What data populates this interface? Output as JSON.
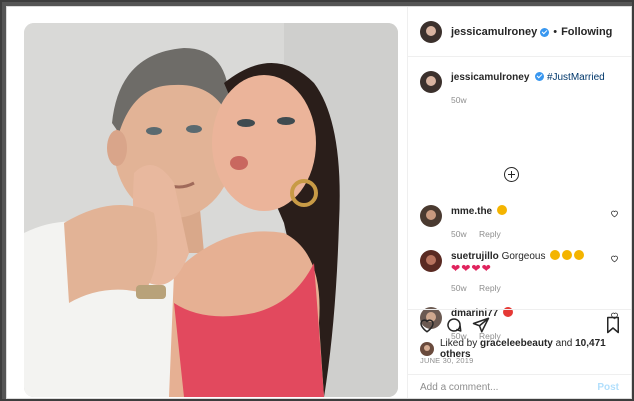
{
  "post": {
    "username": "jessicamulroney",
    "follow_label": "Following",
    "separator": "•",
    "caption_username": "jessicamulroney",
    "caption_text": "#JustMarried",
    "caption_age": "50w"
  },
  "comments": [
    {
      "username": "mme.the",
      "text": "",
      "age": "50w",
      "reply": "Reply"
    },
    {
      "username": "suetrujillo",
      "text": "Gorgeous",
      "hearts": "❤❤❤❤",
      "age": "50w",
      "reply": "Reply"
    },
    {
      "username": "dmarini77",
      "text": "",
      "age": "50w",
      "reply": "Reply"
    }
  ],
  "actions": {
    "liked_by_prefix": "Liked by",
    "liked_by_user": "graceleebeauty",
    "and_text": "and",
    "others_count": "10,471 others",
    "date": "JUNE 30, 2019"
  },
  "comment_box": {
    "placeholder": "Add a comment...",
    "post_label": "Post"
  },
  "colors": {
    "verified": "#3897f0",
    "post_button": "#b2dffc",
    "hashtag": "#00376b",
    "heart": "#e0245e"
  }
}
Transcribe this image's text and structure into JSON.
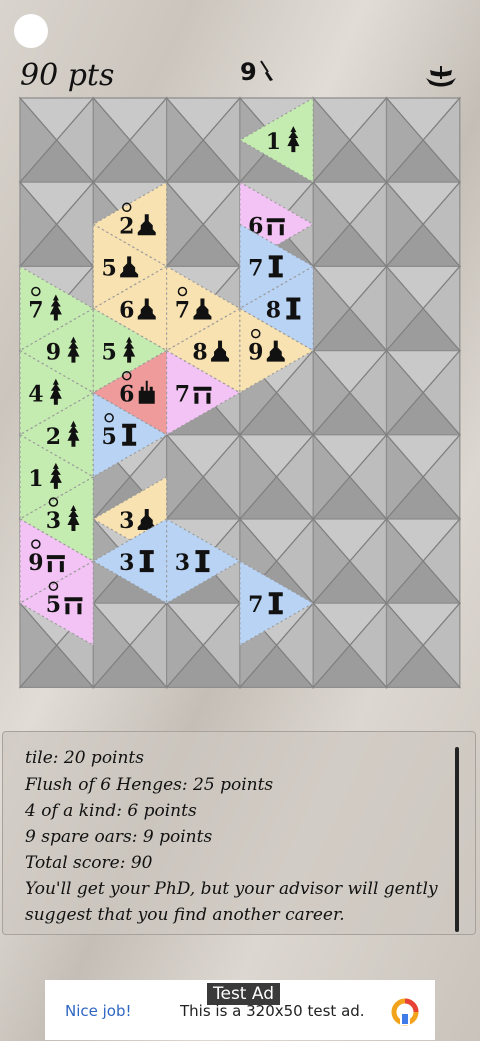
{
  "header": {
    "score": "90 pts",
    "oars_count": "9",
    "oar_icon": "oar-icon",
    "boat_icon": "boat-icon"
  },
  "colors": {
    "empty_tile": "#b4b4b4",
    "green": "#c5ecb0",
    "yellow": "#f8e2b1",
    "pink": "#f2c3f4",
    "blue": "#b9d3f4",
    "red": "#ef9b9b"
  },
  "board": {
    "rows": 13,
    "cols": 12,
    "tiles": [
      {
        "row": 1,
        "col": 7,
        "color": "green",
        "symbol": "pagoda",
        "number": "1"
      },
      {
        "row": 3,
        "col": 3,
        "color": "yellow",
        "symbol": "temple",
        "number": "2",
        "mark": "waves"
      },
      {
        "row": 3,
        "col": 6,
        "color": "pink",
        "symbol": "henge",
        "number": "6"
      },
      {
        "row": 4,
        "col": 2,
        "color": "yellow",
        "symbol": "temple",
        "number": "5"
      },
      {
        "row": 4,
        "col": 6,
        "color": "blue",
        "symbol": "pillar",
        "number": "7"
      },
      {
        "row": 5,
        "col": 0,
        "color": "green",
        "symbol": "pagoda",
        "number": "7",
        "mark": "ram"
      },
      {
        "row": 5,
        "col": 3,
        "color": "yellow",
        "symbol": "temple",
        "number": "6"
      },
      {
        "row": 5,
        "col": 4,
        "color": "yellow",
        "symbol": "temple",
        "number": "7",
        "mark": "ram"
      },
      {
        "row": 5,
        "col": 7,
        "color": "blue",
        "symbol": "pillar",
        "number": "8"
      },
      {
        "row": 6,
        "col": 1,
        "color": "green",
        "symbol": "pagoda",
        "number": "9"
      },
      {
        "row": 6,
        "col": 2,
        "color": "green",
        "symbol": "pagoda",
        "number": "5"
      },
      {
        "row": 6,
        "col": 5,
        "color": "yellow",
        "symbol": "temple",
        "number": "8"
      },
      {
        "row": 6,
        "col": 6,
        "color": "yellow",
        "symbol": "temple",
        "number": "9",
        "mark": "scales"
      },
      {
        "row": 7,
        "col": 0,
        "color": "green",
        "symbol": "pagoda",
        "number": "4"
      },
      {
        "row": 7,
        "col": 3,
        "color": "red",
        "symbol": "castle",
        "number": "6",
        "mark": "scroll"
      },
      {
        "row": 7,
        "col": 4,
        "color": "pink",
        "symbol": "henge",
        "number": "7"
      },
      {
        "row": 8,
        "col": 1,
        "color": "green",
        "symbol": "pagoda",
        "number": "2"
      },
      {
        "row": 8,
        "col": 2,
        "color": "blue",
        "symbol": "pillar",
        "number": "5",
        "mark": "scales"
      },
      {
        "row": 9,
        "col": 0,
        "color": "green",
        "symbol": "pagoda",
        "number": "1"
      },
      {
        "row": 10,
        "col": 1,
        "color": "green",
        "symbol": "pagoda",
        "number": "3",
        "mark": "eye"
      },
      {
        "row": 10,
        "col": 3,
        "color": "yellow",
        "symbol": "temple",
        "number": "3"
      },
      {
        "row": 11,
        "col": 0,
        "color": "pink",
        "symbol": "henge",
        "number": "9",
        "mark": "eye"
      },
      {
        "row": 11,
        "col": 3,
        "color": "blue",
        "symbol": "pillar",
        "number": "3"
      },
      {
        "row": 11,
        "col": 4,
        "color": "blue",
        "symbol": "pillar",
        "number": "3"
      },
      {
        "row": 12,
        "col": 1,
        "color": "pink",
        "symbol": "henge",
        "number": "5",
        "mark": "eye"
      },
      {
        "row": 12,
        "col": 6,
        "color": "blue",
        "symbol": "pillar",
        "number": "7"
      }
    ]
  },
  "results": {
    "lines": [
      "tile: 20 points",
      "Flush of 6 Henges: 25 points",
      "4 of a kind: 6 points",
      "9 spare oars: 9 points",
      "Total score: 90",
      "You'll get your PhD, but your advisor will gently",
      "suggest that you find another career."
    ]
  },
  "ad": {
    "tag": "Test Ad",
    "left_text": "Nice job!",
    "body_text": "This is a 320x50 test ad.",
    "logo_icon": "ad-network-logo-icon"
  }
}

• _Exercise aim_: From the listing above, print every entry precisely and drop the pictures.

• _Solution for this exercise_:
What data populates this interface? Output as JSON.
{
  "post": {
    "username": "jessicamulroney",
    "follow_label": "Following",
    "separator": "•",
    "caption_username": "jessicamulroney",
    "caption_text": "#JustMarried",
    "caption_age": "50w"
  },
  "comments": [
    {
      "username": "mme.the",
      "text": "",
      "age": "50w",
      "reply": "Reply"
    },
    {
      "username": "suetrujillo",
      "text": "Gorgeous",
      "hearts": "❤❤❤❤",
      "age": "50w",
      "reply": "Reply"
    },
    {
      "username": "dmarini77",
      "text": "",
      "age": "50w",
      "reply": "Reply"
    }
  ],
  "actions": {
    "liked_by_prefix": "Liked by",
    "liked_by_user": "graceleebeauty",
    "and_text": "and",
    "others_count": "10,471 others",
    "date": "JUNE 30, 2019"
  },
  "comment_box": {
    "placeholder": "Add a comment...",
    "post_label": "Post"
  },
  "colors": {
    "verified": "#3897f0",
    "post_button": "#b2dffc",
    "hashtag": "#00376b",
    "heart": "#e0245e"
  }
}
Transcribe this image's text and structure into JSON.
{
  "header": {
    "score": "90 pts",
    "oars_count": "9",
    "oar_icon": "oar-icon",
    "boat_icon": "boat-icon"
  },
  "colors": {
    "empty_tile": "#b4b4b4",
    "green": "#c5ecb0",
    "yellow": "#f8e2b1",
    "pink": "#f2c3f4",
    "blue": "#b9d3f4",
    "red": "#ef9b9b"
  },
  "board": {
    "rows": 13,
    "cols": 12,
    "tiles": [
      {
        "row": 1,
        "col": 7,
        "color": "green",
        "symbol": "pagoda",
        "number": "1"
      },
      {
        "row": 3,
        "col": 3,
        "color": "yellow",
        "symbol": "temple",
        "number": "2",
        "mark": "waves"
      },
      {
        "row": 3,
        "col": 6,
        "color": "pink",
        "symbol": "henge",
        "number": "6"
      },
      {
        "row": 4,
        "col": 2,
        "color": "yellow",
        "symbol": "temple",
        "number": "5"
      },
      {
        "row": 4,
        "col": 6,
        "color": "blue",
        "symbol": "pillar",
        "number": "7"
      },
      {
        "row": 5,
        "col": 0,
        "color": "green",
        "symbol": "pagoda",
        "number": "7",
        "mark": "ram"
      },
      {
        "row": 5,
        "col": 3,
        "color": "yellow",
        "symbol": "temple",
        "number": "6"
      },
      {
        "row": 5,
        "col": 4,
        "color": "yellow",
        "symbol": "temple",
        "number": "7",
        "mark": "ram"
      },
      {
        "row": 5,
        "col": 7,
        "color": "blue",
        "symbol": "pillar",
        "number": "8"
      },
      {
        "row": 6,
        "col": 1,
        "color": "green",
        "symbol": "pagoda",
        "number": "9"
      },
      {
        "row": 6,
        "col": 2,
        "color": "green",
        "symbol": "pagoda",
        "number": "5"
      },
      {
        "row": 6,
        "col": 5,
        "color": "yellow",
        "symbol": "temple",
        "number": "8"
      },
      {
        "row": 6,
        "col": 6,
        "color": "yellow",
        "symbol": "temple",
        "number": "9",
        "mark": "scales"
      },
      {
        "row": 7,
        "col": 0,
        "color": "green",
        "symbol": "pagoda",
        "number": "4"
      },
      {
        "row": 7,
        "col": 3,
        "color": "red",
        "symbol": "castle",
        "number": "6",
        "mark": "scroll"
      },
      {
        "row": 7,
        "col": 4,
        "color": "pink",
        "symbol": "henge",
        "number": "7"
      },
      {
        "row": 8,
        "col": 1,
        "color": "green",
        "symbol": "pagoda",
        "number": "2"
      },
      {
        "row": 8,
        "col": 2,
        "color": "blue",
        "symbol": "pillar",
        "number": "5",
        "mark": "scales"
      },
      {
        "row": 9,
        "col": 0,
        "color": "green",
        "symbol": "pagoda",
        "number": "1"
      },
      {
        "row": 10,
        "col": 1,
        "color": "green",
        "symbol": "pagoda",
        "number": "3",
        "mark": "eye"
      },
      {
        "row": 10,
        "col": 3,
        "color": "yellow",
        "symbol": "temple",
        "number": "3"
      },
      {
        "row": 11,
        "col": 0,
        "color": "pink",
        "symbol": "henge",
        "number": "9",
        "mark": "eye"
      },
      {
        "row": 11,
        "col": 3,
        "color": "blue",
        "symbol": "pillar",
        "number": "3"
      },
      {
        "row": 11,
        "col": 4,
        "color": "blue",
        "symbol": "pillar",
        "number": "3"
      },
      {
        "row": 12,
        "col": 1,
        "color": "pink",
        "symbol": "henge",
        "number": "5",
        "mark": "eye"
      },
      {
        "row": 12,
        "col": 6,
        "color": "blue",
        "symbol": "pillar",
        "number": "7"
      }
    ]
  },
  "results": {
    "lines": [
      "tile: 20 points",
      "Flush of 6 Henges: 25 points",
      "4 of a kind: 6 points",
      "9 spare oars: 9 points",
      "Total score: 90",
      "You'll get your PhD, but your advisor will gently",
      "suggest that you find another career."
    ]
  },
  "ad": {
    "tag": "Test Ad",
    "left_text": "Nice job!",
    "body_text": "This is a 320x50 test ad.",
    "logo_icon": "ad-network-logo-icon"
  }
}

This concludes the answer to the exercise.